Dataset records:
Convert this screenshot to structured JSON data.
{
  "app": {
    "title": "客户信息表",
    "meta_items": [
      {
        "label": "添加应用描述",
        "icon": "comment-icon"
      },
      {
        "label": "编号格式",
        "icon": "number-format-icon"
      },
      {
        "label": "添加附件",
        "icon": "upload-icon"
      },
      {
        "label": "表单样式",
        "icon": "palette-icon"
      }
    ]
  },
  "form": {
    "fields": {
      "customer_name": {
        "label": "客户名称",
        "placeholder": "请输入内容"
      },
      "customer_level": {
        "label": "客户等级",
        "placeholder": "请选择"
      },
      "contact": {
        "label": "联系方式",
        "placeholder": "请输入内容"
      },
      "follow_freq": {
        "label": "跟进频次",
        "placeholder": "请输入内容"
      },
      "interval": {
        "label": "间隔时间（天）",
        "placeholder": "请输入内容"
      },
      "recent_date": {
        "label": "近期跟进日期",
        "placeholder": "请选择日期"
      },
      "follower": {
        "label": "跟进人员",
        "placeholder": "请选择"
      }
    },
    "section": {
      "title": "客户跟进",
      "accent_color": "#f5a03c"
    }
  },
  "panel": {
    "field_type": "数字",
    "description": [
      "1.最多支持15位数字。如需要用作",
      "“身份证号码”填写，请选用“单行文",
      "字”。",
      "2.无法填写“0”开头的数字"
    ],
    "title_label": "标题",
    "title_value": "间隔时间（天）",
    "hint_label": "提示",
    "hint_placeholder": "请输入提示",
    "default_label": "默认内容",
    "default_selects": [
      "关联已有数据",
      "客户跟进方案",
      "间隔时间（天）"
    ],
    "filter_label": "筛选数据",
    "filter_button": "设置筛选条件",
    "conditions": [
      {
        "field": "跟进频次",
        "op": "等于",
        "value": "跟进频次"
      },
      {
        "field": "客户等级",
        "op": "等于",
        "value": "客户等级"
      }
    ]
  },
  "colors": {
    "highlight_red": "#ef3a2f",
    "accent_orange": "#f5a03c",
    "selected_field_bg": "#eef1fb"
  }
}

*Given request*. Of all the lines in the listing above, how many include "间隔时间"? Write only the number.

*Solution for this task*. 3